Given data:
☆ ☆ ☆ ☆ ☆ ☆ ☆
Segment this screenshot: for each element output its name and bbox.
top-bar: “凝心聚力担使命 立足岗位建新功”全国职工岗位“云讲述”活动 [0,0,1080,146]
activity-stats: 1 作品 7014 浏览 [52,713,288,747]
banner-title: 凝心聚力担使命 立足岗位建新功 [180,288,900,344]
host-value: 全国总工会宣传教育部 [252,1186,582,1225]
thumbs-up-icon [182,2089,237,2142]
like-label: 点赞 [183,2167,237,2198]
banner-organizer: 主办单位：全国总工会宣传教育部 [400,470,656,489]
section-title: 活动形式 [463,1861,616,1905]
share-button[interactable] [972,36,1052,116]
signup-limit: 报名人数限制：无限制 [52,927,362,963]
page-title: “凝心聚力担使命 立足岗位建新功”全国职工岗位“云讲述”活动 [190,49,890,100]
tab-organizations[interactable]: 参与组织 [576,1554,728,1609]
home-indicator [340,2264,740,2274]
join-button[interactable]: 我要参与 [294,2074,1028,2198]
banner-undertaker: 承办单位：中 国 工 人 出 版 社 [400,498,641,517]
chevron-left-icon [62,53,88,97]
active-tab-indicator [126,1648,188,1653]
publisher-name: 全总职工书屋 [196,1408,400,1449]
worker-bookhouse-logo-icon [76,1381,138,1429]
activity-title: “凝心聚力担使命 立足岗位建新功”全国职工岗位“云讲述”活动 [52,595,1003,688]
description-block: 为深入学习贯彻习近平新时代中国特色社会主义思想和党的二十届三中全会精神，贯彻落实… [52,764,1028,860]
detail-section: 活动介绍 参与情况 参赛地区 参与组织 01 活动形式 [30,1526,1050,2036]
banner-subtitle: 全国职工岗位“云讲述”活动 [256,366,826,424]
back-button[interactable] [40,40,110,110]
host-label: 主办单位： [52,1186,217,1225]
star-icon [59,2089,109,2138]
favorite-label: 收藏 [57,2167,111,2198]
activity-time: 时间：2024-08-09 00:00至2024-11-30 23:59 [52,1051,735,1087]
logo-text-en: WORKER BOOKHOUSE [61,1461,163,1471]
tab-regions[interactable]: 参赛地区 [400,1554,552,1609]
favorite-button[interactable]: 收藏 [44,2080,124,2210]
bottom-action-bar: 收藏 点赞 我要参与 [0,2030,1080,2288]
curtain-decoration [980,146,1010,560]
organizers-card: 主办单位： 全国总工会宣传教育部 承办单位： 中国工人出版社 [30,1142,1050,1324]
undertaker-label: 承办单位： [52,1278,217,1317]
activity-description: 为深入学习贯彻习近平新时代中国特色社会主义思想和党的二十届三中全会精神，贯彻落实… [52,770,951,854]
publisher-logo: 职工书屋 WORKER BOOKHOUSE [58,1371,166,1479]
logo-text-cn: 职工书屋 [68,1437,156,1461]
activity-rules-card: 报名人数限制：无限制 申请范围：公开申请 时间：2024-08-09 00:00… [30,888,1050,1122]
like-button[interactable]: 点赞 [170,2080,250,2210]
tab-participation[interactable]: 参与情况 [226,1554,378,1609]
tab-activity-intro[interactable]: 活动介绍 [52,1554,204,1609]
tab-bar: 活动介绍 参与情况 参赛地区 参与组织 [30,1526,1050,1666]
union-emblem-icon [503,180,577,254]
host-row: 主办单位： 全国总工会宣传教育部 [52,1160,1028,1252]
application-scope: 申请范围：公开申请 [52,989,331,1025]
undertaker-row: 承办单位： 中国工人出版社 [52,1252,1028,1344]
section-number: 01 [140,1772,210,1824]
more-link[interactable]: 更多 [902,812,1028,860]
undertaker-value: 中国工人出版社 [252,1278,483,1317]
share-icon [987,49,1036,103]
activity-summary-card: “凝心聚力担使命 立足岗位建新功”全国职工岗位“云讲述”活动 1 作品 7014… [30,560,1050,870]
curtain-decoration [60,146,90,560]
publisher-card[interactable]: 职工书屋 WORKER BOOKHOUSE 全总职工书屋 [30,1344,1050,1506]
☆ ☆ ☆ ☆ ☆ ☆ ☆
Given request: Replace every "interactable" in the data above with "clickable" and reproduce all the lines with nothing else changed.

Solution below:
Segment this screenshot: for each element output its name and bbox.
top-bar: “凝心聚力担使命 立足岗位建新功”全国职工岗位“云讲述”活动 [0,0,1080,146]
activity-stats: 1 作品 7014 浏览 [52,713,288,747]
banner-title: 凝心聚力担使命 立足岗位建新功 [180,288,900,344]
host-value: 全国总工会宣传教育部 [252,1186,582,1225]
thumbs-up-icon [182,2089,237,2142]
like-label: 点赞 [183,2167,237,2198]
banner-organizer: 主办单位：全国总工会宣传教育部 [400,470,656,489]
section-title: 活动形式 [463,1861,616,1905]
share-button[clickable] [972,36,1052,116]
signup-limit: 报名人数限制：无限制 [52,927,362,963]
page-title: “凝心聚力担使命 立足岗位建新功”全国职工岗位“云讲述”活动 [190,49,890,100]
tab-organizations[clickable]: 参与组织 [576,1554,728,1609]
home-indicator [340,2264,740,2274]
join-button[clickable]: 我要参与 [294,2074,1028,2198]
banner-undertaker: 承办单位：中 国 工 人 出 版 社 [400,498,641,517]
chevron-left-icon [62,53,88,97]
active-tab-indicator [126,1648,188,1653]
publisher-name: 全总职工书屋 [196,1408,400,1449]
worker-bookhouse-logo-icon [76,1381,138,1429]
activity-title: “凝心聚力担使命 立足岗位建新功”全国职工岗位“云讲述”活动 [52,595,1003,688]
description-block: 为深入学习贯彻习近平新时代中国特色社会主义思想和党的二十届三中全会精神，贯彻落实… [52,764,1028,860]
detail-section: 活动介绍 参与情况 参赛地区 参与组织 01 活动形式 [30,1526,1050,2036]
banner-subtitle: 全国职工岗位“云讲述”活动 [256,366,826,424]
back-button[clickable] [40,40,110,110]
host-label: 主办单位： [52,1186,217,1225]
star-icon [59,2089,109,2138]
favorite-label: 收藏 [57,2167,111,2198]
activity-time: 时间：2024-08-09 00:00至2024-11-30 23:59 [52,1051,735,1087]
logo-text-en: WORKER BOOKHOUSE [61,1461,163,1471]
tab-regions[clickable]: 参赛地区 [400,1554,552,1609]
favorite-button[clickable]: 收藏 [44,2080,124,2210]
bottom-action-bar: 收藏 点赞 我要参与 [0,2030,1080,2288]
curtain-decoration [980,146,1010,560]
organizers-card: 主办单位： 全国总工会宣传教育部 承办单位： 中国工人出版社 [30,1142,1050,1324]
undertaker-label: 承办单位： [52,1278,217,1317]
activity-description: 为深入学习贯彻习近平新时代中国特色社会主义思想和党的二十届三中全会精神，贯彻落实… [52,770,951,854]
publisher-logo: 职工书屋 WORKER BOOKHOUSE [58,1371,166,1479]
logo-text-cn: 职工书屋 [68,1437,156,1461]
activity-rules-card: 报名人数限制：无限制 申请范围：公开申请 时间：2024-08-09 00:00… [30,888,1050,1122]
like-button[clickable]: 点赞 [170,2080,250,2210]
tab-participation[clickable]: 参与情况 [226,1554,378,1609]
tab-activity-intro[clickable]: 活动介绍 [52,1554,204,1609]
tab-bar: 活动介绍 参与情况 参赛地区 参与组织 [30,1526,1050,1666]
union-emblem-icon [503,180,577,254]
host-row: 主办单位： 全国总工会宣传教育部 [52,1160,1028,1252]
application-scope: 申请范围：公开申请 [52,989,331,1025]
undertaker-row: 承办单位： 中国工人出版社 [52,1252,1028,1344]
section-number: 01 [140,1772,210,1824]
more-link[clickable]: 更多 [902,812,1028,860]
undertaker-value: 中国工人出版社 [252,1278,483,1317]
share-icon [987,49,1036,103]
activity-summary-card: “凝心聚力担使命 立足岗位建新功”全国职工岗位“云讲述”活动 1 作品 7014… [30,560,1050,870]
curtain-decoration [60,146,90,560]
publisher-card[clickable]: 职工书屋 WORKER BOOKHOUSE 全总职工书屋 [30,1344,1050,1506]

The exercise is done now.